## Exercise goal
Identify each line below containing the string "dead" and copy it.

## Working data

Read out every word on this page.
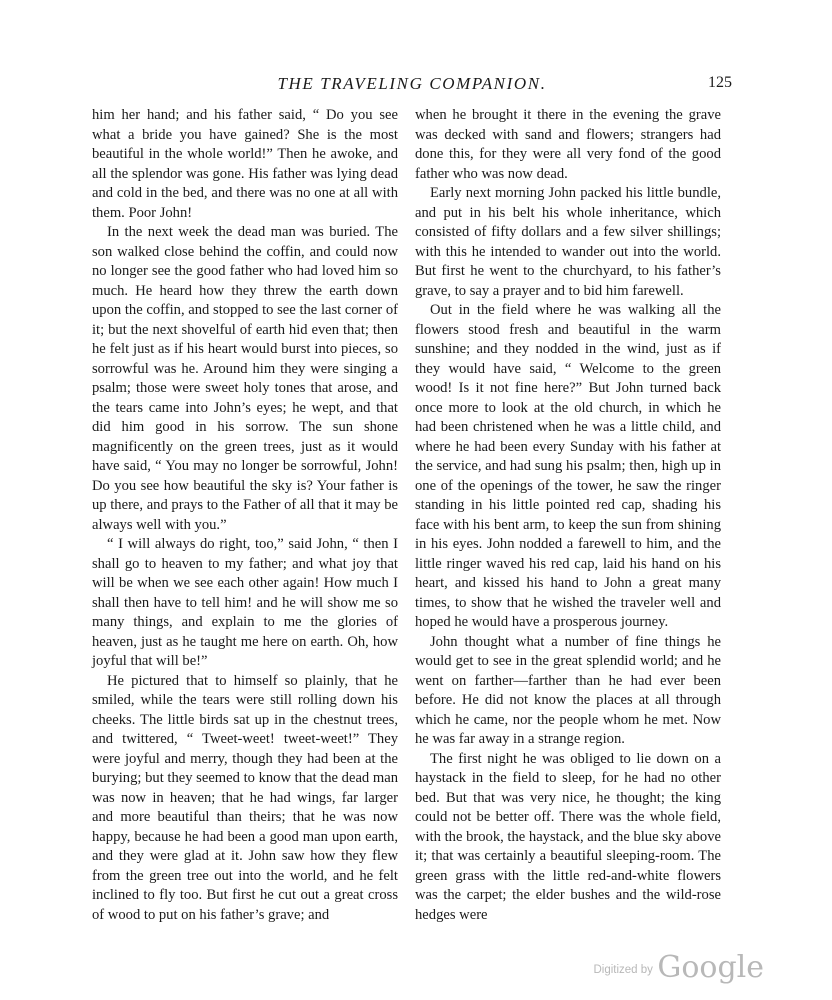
THE TRAVELING COMPANION.	125

him her hand; and his father said, “ Do you see what a bride you have gained? She is the most beautiful in the whole world!” Then he awoke, and all the splendor was gone. His father was lying dead and cold in the bed, and there was no one at all with them. Poor John!

In the next week the dead man was buried. The son walked close behind the coffin, and could now no longer see the good father who had loved him so much. He heard how they threw the earth down upon the coffin, and stopped to see the last corner of it; but the next shovelful of earth hid even that; then he felt just as if his heart would burst into pieces, so sorrowful was he. Around him they were singing a psalm; those were sweet holy tones that arose, and the tears came into John’s eyes; he wept, and that did him good in his sorrow. The sun shone magnificently on the green trees, just as it would have said, “ You may no longer be sorrowful, John! Do you see how beautiful the sky is? Your father is up there, and prays to the Father of all that it may be always well with you.”

“ I will always do right, too,” said John, “ then I shall go to heaven to my father; and what joy that will be when we see each other again! How much I shall then have to tell him! and he will show me so many things, and explain to me the glories of heaven, just as he taught me here on earth. Oh, how joyful that will be!”

He pictured that to himself so plainly, that he smiled, while the tears were still rolling down his cheeks. The little birds sat up in the chestnut trees, and twittered, “ Tweet-weet! tweet-weet!” They were joyful and merry, though they had been at the burying; but they seemed to know that the dead man was now in heaven; that he had wings, far larger and more beautiful than theirs; that he was now happy, because he had been a good man upon earth, and they were glad at it. John saw how they flew from the green tree out into the world, and he felt inclined to fly too. But first he cut out a great cross of wood to put on his father’s grave; and

when he brought it there in the evening the grave was decked with sand and flowers; strangers had done this, for they were all very fond of the good father who was now dead.

Early next morning John packed his little bundle, and put in his belt his whole inheritance, which consisted of fifty dollars and a few silver shillings; with this he intended to wander out into the world. But first he went to the churchyard, to his father’s grave, to say a prayer and to bid him farewell.

Out in the field where he was walking all the flowers stood fresh and beautiful in the warm sunshine; and they nodded in the wind, just as if they would have said, “ Welcome to the green wood! Is it not fine here?” But John turned back once more to look at the old church, in which he had been christened when he was a little child, and where he had been every Sunday with his father at the service, and had sung his psalm; then, high up in one of the openings of the tower, he saw the ringer standing in his little pointed red cap, shading his face with his bent arm, to keep the sun from shining in his eyes. John nodded a farewell to him, and the little ringer waved his red cap, laid his hand on his heart, and kissed his hand to John a great many times, to show that he wished the traveler well and hoped he would have a prosperous journey.

John thought what a number of fine things he would get to see in the great splendid world; and he went on farther—farther than he had ever been before. He did not know the places at all through which he came, nor the people whom he met. Now he was far away in a strange region.

The first night he was obliged to lie down on a haystack in the field to sleep, for he had no other bed. But that was very nice, he thought; the king could not be better off. There was the whole field, with the brook, the haystack, and the blue sky above it; that was certainly a beautiful sleeping-room. The green grass with the little red-and-white flowers was the carpet; the elder bushes and the wild-rose hedges were

$^{Digitized by}$ Google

## Solution below
him her hand; and his father said, “ Do you see what a bride you have gained? She is the most beautiful in the whole world!” Then he awoke, and all the splendor was gone. His father was lying dead and cold in the bed, and there was no one at all with them. Poor John!
In the next week the dead man was buried. The son walked close behind the coffin, and could now no longer see the good father who had loved him so much. He heard how they threw the earth down upon the coffin, and stopped to see the last corner of it; but the next shovelful of earth hid even that; then he felt just as if his heart would burst into pieces, so sorrowful was he. Around him they were singing a psalm; those were sweet holy tones that arose, and the tears came into John’s eyes; he wept, and that did him good in his sorrow. The sun shone magnificently on the green trees, just as it would have said, “ You may no longer be sorrowful, John! Do you see how beautiful the sky is? Your father is up there, and prays to the Father of all that it may be always well with you.”
He pictured that to himself so plainly, that he smiled, while the tears were still rolling down his cheeks. The little birds sat up in the chestnut trees, and twittered, “ Tweet-weet! tweet-weet!” They were joyful and merry, though they had been at the burying; but they seemed to know that the dead man was now in heaven; that he had wings, far larger and more beautiful than theirs; that he was now happy, because he had been a good man upon earth, and they were glad at it. John saw how they flew from the green tree out into the world, and he felt inclined to fly too. But first he cut out a great cross of wood to put on his father’s grave; and
when he brought it there in the evening the grave was decked with sand and flowers; strangers had done this, for they were all very fond of the good father who was now dead.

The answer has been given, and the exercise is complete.